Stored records
************

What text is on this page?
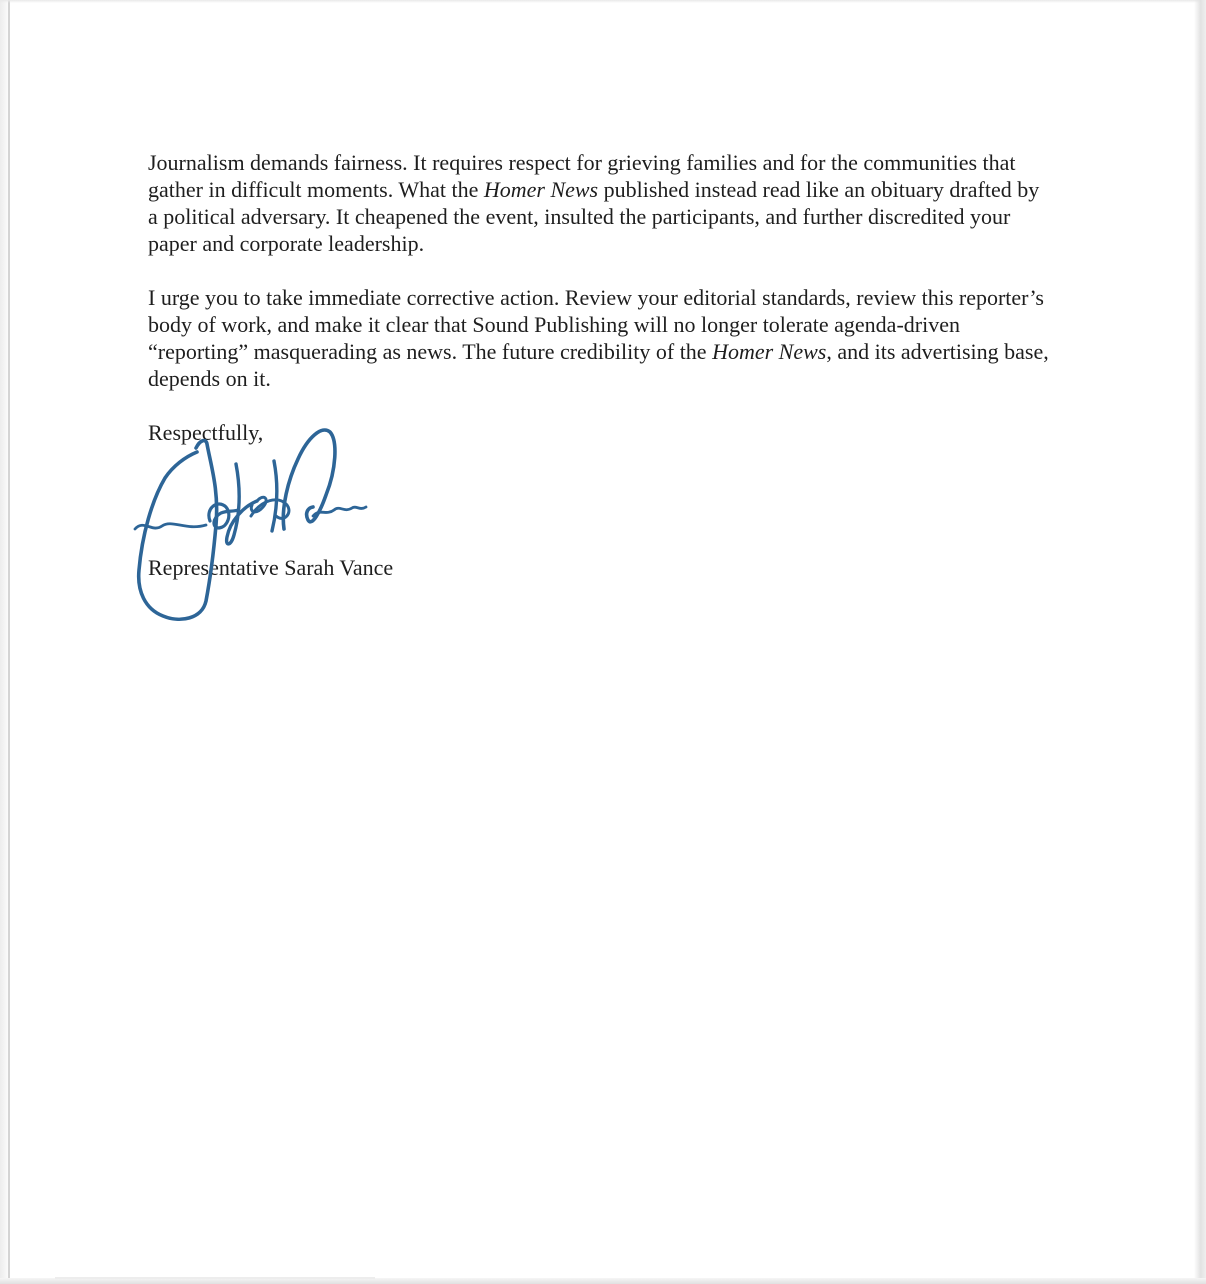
Journalism demands fairness. It requires respect for grieving families and for the communities that gather in difficult moments. What the Homer News published instead read like an obituary drafted by a political adversary. It cheapened the event, insulted the participants, and further discredited your paper and corporate leadership.

I urge you to take immediate corrective action. Review your editorial standards, review this reporter’s body of work, and make it clear that Sound Publishing will no longer tolerate agenda-driven “reporting” masquerading as news. The future credibility of the Homer News, and its advertising base, depends on it.

Respectfully,

Representative Sarah Vance
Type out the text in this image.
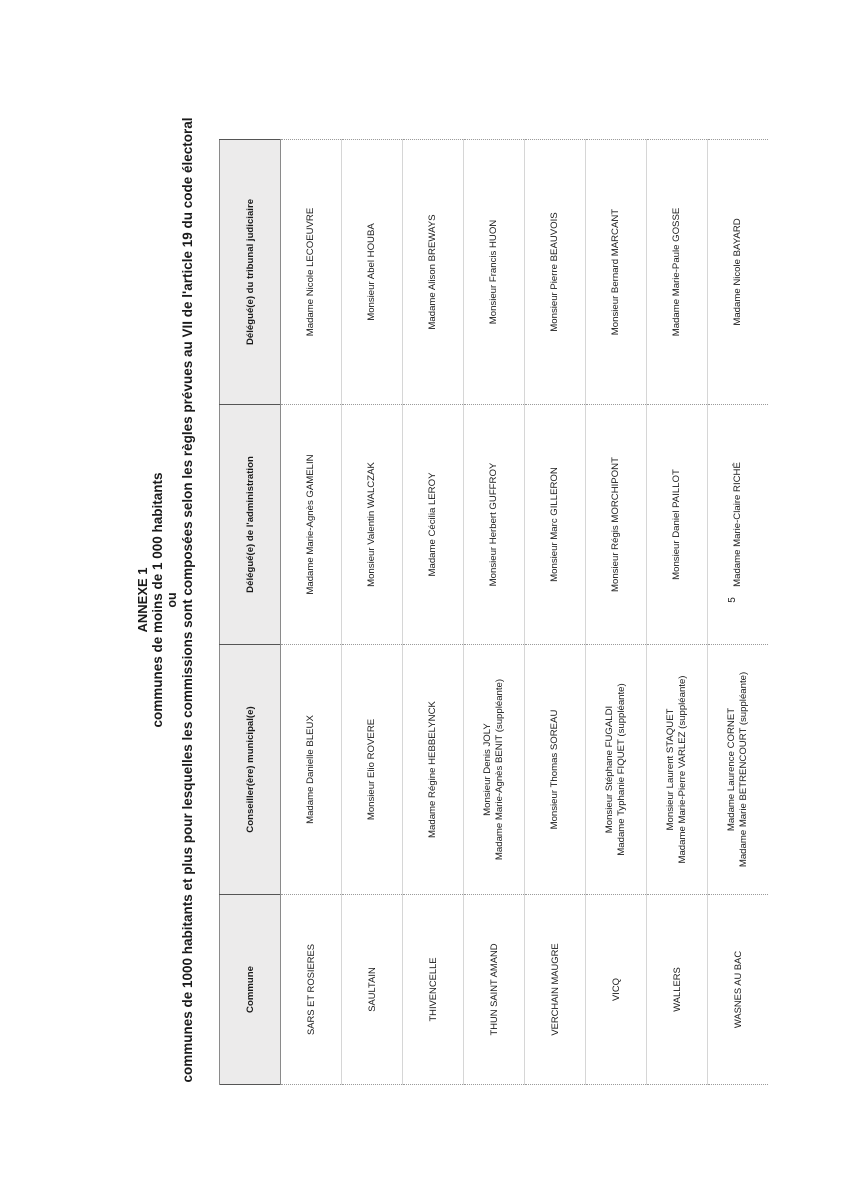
ANNEXE 1 communes de moins de 1 000 habitants ou communes de 1000 habitants et plus pour lesquelles les commissions sont composées selon les règles prévues au VII de l'article 19 du code électoral	Commune	Conseiller(ère) municipal(e)	Délégué(e) de l'administration	Délégué(e) du tribunal judiciaire
SARS ET ROSIERES	Madame Danielle BLEUX	Madame Marie-Agnès GAMELIN	Madame Nicole LECOEUVRE
SAULTAIN	Monsieur Elio ROVERE	Monsieur Valentin WALCZAK	Monsieur Abel HOUBA
THIVENCELLE	Madame Régine HEBBELYNCK	Madame Cécilia LEROY	Madame Alison BREWAYS
THUN SAINT AMAND	Monsieur Denis JOLY Madame Marie-Agnès BENIT (suppléante)	Monsieur Herbert GUFFROY	Monsieur Francis HUON
VERCHAIN MAUGRE	Monsieur Thomas SOREAU	Monsieur Marc GILLERON	Monsieur Pierre BEAUVOIS
VICQ	Monsieur Stéphane FUGALDI Madame Typhanie FIQUET (suppléante)	Monsieur Régis MORCHIPONT	Monsieur Bernard MARCANT
WALLERS	Monsieur Laurent STAQUET Madame Marie-Pierre VARLEZ (suppléante)	Monsieur Daniel PAILLOT	Madame Marie-Paule GOSSE
WASNES AU BAC	Madame Laurence CORNET Madame Marie BETRENCOURT (suppléante)	Madame Marie-Claire RICHÉ	Madame Nicole BAYARD
5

************

=== Requirements ===
Omit the pictures. Output every record above word for word.

=== Solution below ===
What text is on this page?
Journalism demands fairness. It requires respect for grieving families and for the communities that gather in difficult moments. What the Homer News published instead read like an obituary drafted by a political adversary. It cheapened the event, insulted the participants, and further discredited your paper and corporate leadership.

I urge you to take immediate corrective action. Review your editorial standards, review this reporter’s body of work, and make it clear that Sound Publishing will no longer tolerate agenda-driven “reporting” masquerading as news. The future credibility of the Homer News, and its advertising base, depends on it.

Respectfully,

Representative Sarah Vance
Type out the text in this image.
ANNEXE 1 communes de moins de 1 000 habitants ou communes de 1000 habitants et plus pour lesquelles les commissions sont composées selon les règles prévues au VII de l'article 19 du code électoral	Commune	Conseiller(ère) municipal(e)	Délégué(e) de l'administration	Délégué(e) du tribunal judiciaire
SARS ET ROSIERES	Madame Danielle BLEUX	Madame Marie-Agnès GAMELIN	Madame Nicole LECOEUVRE
SAULTAIN	Monsieur Elio ROVERE	Monsieur Valentin WALCZAK	Monsieur Abel HOUBA
THIVENCELLE	Madame Régine HEBBELYNCK	Madame Cécilia LEROY	Madame Alison BREWAYS
THUN SAINT AMAND	Monsieur Denis JOLY Madame Marie-Agnès BENIT (suppléante)	Monsieur Herbert GUFFROY	Monsieur Francis HUON
VERCHAIN MAUGRE	Monsieur Thomas SOREAU	Monsieur Marc GILLERON	Monsieur Pierre BEAUVOIS
VICQ	Monsieur Stéphane FUGALDI Madame Typhanie FIQUET (suppléante)	Monsieur Régis MORCHIPONT	Monsieur Bernard MARCANT
WALLERS	Monsieur Laurent STAQUET Madame Marie-Pierre VARLEZ (suppléante)	Monsieur Daniel PAILLOT	Madame Marie-Paule GOSSE
WASNES AU BAC	Madame Laurence CORNET Madame Marie BETRENCOURT (suppléante)	Madame Marie-Claire RICHÉ	Madame Nicole BAYARD
5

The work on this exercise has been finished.